(PROMPT)
From the entries below, list each line with "наука".
------ DATA ------
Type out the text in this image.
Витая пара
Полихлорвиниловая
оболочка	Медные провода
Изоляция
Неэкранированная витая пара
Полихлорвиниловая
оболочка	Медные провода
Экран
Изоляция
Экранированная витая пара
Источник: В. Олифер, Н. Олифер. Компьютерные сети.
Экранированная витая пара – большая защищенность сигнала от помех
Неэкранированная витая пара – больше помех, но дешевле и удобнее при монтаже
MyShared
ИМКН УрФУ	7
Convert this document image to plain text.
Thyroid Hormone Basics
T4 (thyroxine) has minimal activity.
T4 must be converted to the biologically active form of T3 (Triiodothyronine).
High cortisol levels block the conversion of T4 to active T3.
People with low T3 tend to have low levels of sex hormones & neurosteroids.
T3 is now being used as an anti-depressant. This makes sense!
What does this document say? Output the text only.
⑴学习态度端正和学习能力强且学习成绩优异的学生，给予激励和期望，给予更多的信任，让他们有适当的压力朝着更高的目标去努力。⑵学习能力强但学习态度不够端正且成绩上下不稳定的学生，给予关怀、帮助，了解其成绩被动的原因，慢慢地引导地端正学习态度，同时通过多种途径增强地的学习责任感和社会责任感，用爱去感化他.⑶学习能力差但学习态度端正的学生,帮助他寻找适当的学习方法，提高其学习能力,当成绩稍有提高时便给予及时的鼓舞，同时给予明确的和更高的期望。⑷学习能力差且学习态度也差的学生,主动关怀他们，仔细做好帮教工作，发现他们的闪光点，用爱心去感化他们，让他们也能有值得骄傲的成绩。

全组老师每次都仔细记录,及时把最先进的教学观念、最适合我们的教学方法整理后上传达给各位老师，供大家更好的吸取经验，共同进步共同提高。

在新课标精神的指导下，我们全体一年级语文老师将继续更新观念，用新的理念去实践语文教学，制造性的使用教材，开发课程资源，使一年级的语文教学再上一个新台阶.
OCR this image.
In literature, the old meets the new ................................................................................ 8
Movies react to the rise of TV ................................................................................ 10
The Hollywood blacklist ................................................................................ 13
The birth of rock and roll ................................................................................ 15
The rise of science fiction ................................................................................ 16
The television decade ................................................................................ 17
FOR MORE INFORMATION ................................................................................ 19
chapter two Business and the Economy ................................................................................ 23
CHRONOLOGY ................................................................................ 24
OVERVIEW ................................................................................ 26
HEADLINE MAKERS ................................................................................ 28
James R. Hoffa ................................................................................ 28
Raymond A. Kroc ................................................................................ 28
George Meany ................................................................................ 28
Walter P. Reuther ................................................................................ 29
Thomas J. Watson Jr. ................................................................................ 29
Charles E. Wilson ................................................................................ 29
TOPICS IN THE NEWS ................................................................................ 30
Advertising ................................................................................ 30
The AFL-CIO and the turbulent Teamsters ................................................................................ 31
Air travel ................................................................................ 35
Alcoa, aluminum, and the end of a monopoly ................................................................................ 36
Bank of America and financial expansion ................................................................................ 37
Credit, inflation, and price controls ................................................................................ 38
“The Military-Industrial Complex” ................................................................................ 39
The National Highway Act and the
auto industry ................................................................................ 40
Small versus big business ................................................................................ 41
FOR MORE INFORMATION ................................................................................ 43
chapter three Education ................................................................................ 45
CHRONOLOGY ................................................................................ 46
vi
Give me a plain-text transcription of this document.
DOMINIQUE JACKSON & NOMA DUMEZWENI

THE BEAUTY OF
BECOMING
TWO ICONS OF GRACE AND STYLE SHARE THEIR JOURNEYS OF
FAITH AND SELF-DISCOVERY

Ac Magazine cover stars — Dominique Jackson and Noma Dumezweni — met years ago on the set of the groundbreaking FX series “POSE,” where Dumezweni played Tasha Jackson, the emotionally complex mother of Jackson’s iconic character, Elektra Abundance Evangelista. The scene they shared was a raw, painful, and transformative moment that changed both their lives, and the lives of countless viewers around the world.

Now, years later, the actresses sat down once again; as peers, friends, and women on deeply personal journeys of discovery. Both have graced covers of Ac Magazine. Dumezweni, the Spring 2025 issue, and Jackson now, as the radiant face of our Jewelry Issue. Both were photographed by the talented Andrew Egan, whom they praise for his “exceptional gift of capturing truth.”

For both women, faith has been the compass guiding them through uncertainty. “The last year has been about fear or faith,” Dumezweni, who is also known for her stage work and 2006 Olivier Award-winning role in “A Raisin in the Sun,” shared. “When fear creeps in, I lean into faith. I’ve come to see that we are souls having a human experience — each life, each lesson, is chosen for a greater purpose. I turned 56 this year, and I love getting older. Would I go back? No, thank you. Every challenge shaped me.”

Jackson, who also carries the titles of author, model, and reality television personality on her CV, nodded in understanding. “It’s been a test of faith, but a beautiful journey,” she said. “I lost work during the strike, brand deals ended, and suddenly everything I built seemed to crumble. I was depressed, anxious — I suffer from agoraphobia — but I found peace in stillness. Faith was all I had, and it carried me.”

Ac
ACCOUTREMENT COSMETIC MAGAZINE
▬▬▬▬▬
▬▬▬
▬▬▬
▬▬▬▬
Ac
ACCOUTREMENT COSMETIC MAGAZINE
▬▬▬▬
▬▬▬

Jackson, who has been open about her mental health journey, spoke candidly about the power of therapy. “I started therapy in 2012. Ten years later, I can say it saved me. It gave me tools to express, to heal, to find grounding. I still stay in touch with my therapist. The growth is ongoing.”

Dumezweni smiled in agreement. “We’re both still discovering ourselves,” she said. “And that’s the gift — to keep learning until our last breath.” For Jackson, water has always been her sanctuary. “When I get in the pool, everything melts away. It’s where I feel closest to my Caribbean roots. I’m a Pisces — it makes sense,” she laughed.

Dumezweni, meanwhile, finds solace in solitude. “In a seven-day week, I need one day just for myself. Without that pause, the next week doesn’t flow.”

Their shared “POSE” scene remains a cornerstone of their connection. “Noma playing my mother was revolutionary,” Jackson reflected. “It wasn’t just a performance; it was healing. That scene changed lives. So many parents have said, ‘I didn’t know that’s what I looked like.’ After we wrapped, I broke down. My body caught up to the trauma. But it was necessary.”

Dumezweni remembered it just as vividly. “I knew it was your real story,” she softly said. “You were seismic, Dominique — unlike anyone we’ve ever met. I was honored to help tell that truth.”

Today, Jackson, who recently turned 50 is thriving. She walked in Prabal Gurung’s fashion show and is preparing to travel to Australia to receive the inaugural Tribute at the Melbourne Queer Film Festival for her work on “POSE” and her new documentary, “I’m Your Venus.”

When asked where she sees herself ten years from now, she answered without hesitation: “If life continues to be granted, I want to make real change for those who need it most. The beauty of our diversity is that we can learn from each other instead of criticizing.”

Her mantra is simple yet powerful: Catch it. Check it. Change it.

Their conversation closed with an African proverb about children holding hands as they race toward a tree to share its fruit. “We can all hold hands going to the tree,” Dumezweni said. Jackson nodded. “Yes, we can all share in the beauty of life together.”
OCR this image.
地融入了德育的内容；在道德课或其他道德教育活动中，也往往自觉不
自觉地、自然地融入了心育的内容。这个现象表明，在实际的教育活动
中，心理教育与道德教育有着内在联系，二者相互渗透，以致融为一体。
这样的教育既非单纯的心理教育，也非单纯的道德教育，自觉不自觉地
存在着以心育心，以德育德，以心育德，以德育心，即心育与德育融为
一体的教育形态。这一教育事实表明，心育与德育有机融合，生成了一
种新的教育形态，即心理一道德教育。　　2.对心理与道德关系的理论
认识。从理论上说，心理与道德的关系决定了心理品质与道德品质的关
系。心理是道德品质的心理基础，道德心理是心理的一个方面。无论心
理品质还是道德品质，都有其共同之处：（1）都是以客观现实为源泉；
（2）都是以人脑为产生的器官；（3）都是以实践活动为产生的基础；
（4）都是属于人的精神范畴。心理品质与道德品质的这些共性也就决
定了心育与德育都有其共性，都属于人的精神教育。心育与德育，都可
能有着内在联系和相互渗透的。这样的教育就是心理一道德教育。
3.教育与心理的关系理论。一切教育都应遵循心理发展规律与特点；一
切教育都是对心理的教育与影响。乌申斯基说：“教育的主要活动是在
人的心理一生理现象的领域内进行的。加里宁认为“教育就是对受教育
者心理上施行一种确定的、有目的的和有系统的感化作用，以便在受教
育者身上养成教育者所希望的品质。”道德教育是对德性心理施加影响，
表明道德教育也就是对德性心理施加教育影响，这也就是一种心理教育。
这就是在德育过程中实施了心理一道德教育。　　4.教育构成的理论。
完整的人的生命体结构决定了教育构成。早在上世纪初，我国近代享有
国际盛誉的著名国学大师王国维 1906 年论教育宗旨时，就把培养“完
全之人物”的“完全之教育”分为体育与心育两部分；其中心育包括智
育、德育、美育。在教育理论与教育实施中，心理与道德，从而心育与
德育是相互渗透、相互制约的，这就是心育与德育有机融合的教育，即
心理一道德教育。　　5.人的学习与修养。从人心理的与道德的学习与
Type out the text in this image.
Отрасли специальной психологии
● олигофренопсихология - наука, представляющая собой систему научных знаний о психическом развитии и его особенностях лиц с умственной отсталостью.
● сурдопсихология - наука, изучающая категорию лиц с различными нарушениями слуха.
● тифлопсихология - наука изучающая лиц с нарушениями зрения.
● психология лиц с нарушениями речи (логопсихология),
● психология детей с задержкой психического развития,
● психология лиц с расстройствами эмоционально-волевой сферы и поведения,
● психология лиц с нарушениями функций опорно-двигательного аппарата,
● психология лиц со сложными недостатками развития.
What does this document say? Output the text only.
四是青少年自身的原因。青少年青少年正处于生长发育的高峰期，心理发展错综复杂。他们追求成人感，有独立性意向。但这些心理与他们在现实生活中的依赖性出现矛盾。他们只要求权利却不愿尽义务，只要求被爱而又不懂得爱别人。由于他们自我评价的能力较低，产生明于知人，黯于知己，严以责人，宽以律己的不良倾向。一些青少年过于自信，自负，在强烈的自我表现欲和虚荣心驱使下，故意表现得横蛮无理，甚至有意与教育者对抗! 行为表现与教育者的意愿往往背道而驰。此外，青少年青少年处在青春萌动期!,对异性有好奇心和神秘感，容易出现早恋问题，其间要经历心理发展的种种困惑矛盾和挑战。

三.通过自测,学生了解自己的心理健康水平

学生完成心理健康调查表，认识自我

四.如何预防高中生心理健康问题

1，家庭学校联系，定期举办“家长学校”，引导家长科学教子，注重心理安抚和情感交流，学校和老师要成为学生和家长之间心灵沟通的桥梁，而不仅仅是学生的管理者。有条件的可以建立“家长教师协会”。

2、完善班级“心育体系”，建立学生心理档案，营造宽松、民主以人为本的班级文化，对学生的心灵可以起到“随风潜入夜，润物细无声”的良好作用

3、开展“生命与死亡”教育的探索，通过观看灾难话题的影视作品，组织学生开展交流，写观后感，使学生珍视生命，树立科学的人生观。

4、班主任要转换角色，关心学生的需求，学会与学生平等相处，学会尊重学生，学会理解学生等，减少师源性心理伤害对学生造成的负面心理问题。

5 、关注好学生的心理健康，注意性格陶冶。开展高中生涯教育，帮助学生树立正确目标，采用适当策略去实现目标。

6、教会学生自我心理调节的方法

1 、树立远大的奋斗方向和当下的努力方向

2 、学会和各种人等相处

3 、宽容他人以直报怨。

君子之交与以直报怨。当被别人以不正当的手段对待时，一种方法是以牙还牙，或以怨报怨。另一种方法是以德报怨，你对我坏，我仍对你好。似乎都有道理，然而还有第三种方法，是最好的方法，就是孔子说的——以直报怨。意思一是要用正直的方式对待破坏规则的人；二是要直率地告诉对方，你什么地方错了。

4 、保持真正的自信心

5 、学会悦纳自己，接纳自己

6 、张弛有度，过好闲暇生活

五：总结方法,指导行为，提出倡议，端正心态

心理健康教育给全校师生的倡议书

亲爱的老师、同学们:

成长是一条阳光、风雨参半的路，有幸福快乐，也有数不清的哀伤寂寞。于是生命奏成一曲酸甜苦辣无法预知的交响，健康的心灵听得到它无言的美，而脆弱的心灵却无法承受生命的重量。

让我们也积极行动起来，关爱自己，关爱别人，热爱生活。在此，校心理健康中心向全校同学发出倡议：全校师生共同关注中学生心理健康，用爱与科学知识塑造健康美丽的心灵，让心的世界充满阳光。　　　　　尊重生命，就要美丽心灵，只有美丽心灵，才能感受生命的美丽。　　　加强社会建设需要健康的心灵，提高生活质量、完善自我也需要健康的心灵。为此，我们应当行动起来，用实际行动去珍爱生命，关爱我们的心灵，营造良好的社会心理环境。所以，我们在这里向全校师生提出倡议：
------
(RESPONSE TO THIS EXERCISE)
● олигофренопсихология - наука, представляющая собой систему научных знаний о психическом развитии и его особенностях лиц с умственной отсталостью.
● сурдопсихология - наука, изучающая категорию лиц с различными нарушениями слуха.
● тифлопсихология - наука изучающая лиц с нарушениями зрения.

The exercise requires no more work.